▶ Given records:
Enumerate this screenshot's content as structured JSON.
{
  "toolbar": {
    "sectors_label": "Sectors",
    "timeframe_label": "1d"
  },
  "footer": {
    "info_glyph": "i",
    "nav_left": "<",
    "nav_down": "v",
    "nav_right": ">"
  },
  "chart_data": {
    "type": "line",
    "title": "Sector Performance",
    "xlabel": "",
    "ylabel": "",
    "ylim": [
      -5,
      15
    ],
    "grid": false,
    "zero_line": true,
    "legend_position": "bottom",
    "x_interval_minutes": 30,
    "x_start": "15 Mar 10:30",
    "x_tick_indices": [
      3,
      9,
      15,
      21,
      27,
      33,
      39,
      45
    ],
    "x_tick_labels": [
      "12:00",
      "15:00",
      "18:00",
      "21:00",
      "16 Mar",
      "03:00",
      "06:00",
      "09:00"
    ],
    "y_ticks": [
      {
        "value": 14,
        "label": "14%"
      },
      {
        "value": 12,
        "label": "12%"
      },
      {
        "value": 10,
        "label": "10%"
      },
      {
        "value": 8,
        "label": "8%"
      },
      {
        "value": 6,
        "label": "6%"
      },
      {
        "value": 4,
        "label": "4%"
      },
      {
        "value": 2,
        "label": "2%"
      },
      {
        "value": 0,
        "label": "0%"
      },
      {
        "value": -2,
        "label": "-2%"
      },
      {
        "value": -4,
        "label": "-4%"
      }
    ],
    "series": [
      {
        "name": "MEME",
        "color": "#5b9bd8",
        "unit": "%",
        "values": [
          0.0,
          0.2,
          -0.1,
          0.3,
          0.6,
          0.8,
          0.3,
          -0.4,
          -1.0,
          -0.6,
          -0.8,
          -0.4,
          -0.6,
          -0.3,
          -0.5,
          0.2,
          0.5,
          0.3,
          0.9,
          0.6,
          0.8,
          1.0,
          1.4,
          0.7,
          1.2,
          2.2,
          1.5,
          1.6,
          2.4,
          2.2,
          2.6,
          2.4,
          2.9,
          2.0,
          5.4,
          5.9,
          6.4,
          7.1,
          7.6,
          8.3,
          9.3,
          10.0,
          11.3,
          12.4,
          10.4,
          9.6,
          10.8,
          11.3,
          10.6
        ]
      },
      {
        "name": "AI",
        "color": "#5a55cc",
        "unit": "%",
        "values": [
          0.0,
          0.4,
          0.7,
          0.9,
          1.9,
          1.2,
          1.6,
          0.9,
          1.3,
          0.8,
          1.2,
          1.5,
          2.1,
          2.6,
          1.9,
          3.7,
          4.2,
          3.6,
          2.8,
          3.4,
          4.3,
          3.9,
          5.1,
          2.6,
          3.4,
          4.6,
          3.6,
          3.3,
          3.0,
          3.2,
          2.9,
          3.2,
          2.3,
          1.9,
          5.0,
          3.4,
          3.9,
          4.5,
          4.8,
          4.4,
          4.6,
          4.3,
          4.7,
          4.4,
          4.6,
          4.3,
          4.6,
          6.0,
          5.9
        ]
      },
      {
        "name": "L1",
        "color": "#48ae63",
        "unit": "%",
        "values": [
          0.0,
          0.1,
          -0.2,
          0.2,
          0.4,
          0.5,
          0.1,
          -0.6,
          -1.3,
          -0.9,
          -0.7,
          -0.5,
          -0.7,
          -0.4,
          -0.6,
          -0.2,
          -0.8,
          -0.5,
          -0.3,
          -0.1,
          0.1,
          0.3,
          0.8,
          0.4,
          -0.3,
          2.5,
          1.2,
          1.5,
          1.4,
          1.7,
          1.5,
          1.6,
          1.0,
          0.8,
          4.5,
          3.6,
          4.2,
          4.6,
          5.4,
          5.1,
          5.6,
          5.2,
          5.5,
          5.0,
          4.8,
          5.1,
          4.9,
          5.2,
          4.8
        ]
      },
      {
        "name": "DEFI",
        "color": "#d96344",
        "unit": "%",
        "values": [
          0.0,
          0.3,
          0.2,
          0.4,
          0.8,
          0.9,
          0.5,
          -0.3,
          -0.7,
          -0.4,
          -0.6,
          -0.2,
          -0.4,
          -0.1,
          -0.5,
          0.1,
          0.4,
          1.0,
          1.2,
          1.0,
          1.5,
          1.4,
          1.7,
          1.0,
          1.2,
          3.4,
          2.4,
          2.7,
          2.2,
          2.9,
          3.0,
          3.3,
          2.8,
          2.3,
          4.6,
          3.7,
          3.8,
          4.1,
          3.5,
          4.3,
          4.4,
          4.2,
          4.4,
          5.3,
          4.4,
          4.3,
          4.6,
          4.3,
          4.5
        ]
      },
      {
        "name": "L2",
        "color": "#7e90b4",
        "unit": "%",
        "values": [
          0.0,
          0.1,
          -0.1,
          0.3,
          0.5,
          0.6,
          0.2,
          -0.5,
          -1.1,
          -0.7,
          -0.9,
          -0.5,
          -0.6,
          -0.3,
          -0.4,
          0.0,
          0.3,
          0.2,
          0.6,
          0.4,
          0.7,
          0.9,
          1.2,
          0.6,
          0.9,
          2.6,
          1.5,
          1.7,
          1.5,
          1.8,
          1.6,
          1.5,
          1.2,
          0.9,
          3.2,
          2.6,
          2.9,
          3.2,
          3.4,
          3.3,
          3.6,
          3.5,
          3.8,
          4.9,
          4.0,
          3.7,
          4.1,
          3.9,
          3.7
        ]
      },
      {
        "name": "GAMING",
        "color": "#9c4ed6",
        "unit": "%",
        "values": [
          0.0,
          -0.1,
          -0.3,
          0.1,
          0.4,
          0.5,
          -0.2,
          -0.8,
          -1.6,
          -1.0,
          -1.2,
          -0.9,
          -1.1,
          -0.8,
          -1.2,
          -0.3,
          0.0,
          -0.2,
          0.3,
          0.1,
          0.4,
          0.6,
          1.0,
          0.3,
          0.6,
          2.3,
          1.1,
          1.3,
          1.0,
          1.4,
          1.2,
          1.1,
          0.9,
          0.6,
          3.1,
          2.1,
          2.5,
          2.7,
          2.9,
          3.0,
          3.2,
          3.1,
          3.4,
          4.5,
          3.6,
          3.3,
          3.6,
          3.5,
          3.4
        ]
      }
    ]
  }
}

▶ Set problem: Reproduce the material above exactly; please quote every line of it.

▶ Exercise output:
Enumerate this screenshot's content as structured JSON.
{
  "toolbar": {
    "sectors_label": "Sectors",
    "timeframe_label": "1d"
  },
  "footer": {
    "info_glyph": "i",
    "nav_left": "<",
    "nav_down": "v",
    "nav_right": ">"
  },
  "chart_data": {
    "type": "line",
    "title": "Sector Performance",
    "xlabel": "",
    "ylabel": "",
    "ylim": [
      -5,
      15
    ],
    "grid": false,
    "zero_line": true,
    "legend_position": "bottom",
    "x_interval_minutes": 30,
    "x_start": "15 Mar 10:30",
    "x_tick_indices": [
      3,
      9,
      15,
      21,
      27,
      33,
      39,
      45
    ],
    "x_tick_labels": [
      "12:00",
      "15:00",
      "18:00",
      "21:00",
      "16 Mar",
      "03:00",
      "06:00",
      "09:00"
    ],
    "y_ticks": [
      {
        "value": 14,
        "label": "14%"
      },
      {
        "value": 12,
        "label": "12%"
      },
      {
        "value": 10,
        "label": "10%"
      },
      {
        "value": 8,
        "label": "8%"
      },
      {
        "value": 6,
        "label": "6%"
      },
      {
        "value": 4,
        "label": "4%"
      },
      {
        "value": 2,
        "label": "2%"
      },
      {
        "value": 0,
        "label": "0%"
      },
      {
        "value": -2,
        "label": "-2%"
      },
      {
        "value": -4,
        "label": "-4%"
      }
    ],
    "series": [
      {
        "name": "MEME",
        "color": "#5b9bd8",
        "unit": "%",
        "values": [
          0.0,
          0.2,
          -0.1,
          0.3,
          0.6,
          0.8,
          0.3,
          -0.4,
          -1.0,
          -0.6,
          -0.8,
          -0.4,
          -0.6,
          -0.3,
          -0.5,
          0.2,
          0.5,
          0.3,
          0.9,
          0.6,
          0.8,
          1.0,
          1.4,
          0.7,
          1.2,
          2.2,
          1.5,
          1.6,
          2.4,
          2.2,
          2.6,
          2.4,
          2.9,
          2.0,
          5.4,
          5.9,
          6.4,
          7.1,
          7.6,
          8.3,
          9.3,
          10.0,
          11.3,
          12.4,
          10.4,
          9.6,
          10.8,
          11.3,
          10.6
        ]
      },
      {
        "name": "AI",
        "color": "#5a55cc",
        "unit": "%",
        "values": [
          0.0,
          0.4,
          0.7,
          0.9,
          1.9,
          1.2,
          1.6,
          0.9,
          1.3,
          0.8,
          1.2,
          1.5,
          2.1,
          2.6,
          1.9,
          3.7,
          4.2,
          3.6,
          2.8,
          3.4,
          4.3,
          3.9,
          5.1,
          2.6,
          3.4,
          4.6,
          3.6,
          3.3,
          3.0,
          3.2,
          2.9,
          3.2,
          2.3,
          1.9,
          5.0,
          3.4,
          3.9,
          4.5,
          4.8,
          4.4,
          4.6,
          4.3,
          4.7,
          4.4,
          4.6,
          4.3,
          4.6,
          6.0,
          5.9
        ]
      },
      {
        "name": "L1",
        "color": "#48ae63",
        "unit": "%",
        "values": [
          0.0,
          0.1,
          -0.2,
          0.2,
          0.4,
          0.5,
          0.1,
          -0.6,
          -1.3,
          -0.9,
          -0.7,
          -0.5,
          -0.7,
          -0.4,
          -0.6,
          -0.2,
          -0.8,
          -0.5,
          -0.3,
          -0.1,
          0.1,
          0.3,
          0.8,
          0.4,
          -0.3,
          2.5,
          1.2,
          1.5,
          1.4,
          1.7,
          1.5,
          1.6,
          1.0,
          0.8,
          4.5,
          3.6,
          4.2,
          4.6,
          5.4,
          5.1,
          5.6,
          5.2,
          5.5,
          5.0,
          4.8,
          5.1,
          4.9,
          5.2,
          4.8
        ]
      },
      {
        "name": "DEFI",
        "color": "#d96344",
        "unit": "%",
        "values": [
          0.0,
          0.3,
          0.2,
          0.4,
          0.8,
          0.9,
          0.5,
          -0.3,
          -0.7,
          -0.4,
          -0.6,
          -0.2,
          -0.4,
          -0.1,
          -0.5,
          0.1,
          0.4,
          1.0,
          1.2,
          1.0,
          1.5,
          1.4,
          1.7,
          1.0,
          1.2,
          3.4,
          2.4,
          2.7,
          2.2,
          2.9,
          3.0,
          3.3,
          2.8,
          2.3,
          4.6,
          3.7,
          3.8,
          4.1,
          3.5,
          4.3,
          4.4,
          4.2,
          4.4,
          5.3,
          4.4,
          4.3,
          4.6,
          4.3,
          4.5
        ]
      },
      {
        "name": "L2",
        "color": "#7e90b4",
        "unit": "%",
        "values": [
          0.0,
          0.1,
          -0.1,
          0.3,
          0.5,
          0.6,
          0.2,
          -0.5,
          -1.1,
          -0.7,
          -0.9,
          -0.5,
          -0.6,
          -0.3,
          -0.4,
          0.0,
          0.3,
          0.2,
          0.6,
          0.4,
          0.7,
          0.9,
          1.2,
          0.6,
          0.9,
          2.6,
          1.5,
          1.7,
          1.5,
          1.8,
          1.6,
          1.5,
          1.2,
          0.9,
          3.2,
          2.6,
          2.9,
          3.2,
          3.4,
          3.3,
          3.6,
          3.5,
          3.8,
          4.9,
          4.0,
          3.7,
          4.1,
          3.9,
          3.7
        ]
      },
      {
        "name": "GAMING",
        "color": "#9c4ed6",
        "unit": "%",
        "values": [
          0.0,
          -0.1,
          -0.3,
          0.1,
          0.4,
          0.5,
          -0.2,
          -0.8,
          -1.6,
          -1.0,
          -1.2,
          -0.9,
          -1.1,
          -0.8,
          -1.2,
          -0.3,
          0.0,
          -0.2,
          0.3,
          0.1,
          0.4,
          0.6,
          1.0,
          0.3,
          0.6,
          2.3,
          1.1,
          1.3,
          1.0,
          1.4,
          1.2,
          1.1,
          0.9,
          0.6,
          3.1,
          2.1,
          2.5,
          2.7,
          2.9,
          3.0,
          3.2,
          3.1,
          3.4,
          4.5,
          3.6,
          3.3,
          3.6,
          3.5,
          3.4
        ]
      }
    ]
  }
}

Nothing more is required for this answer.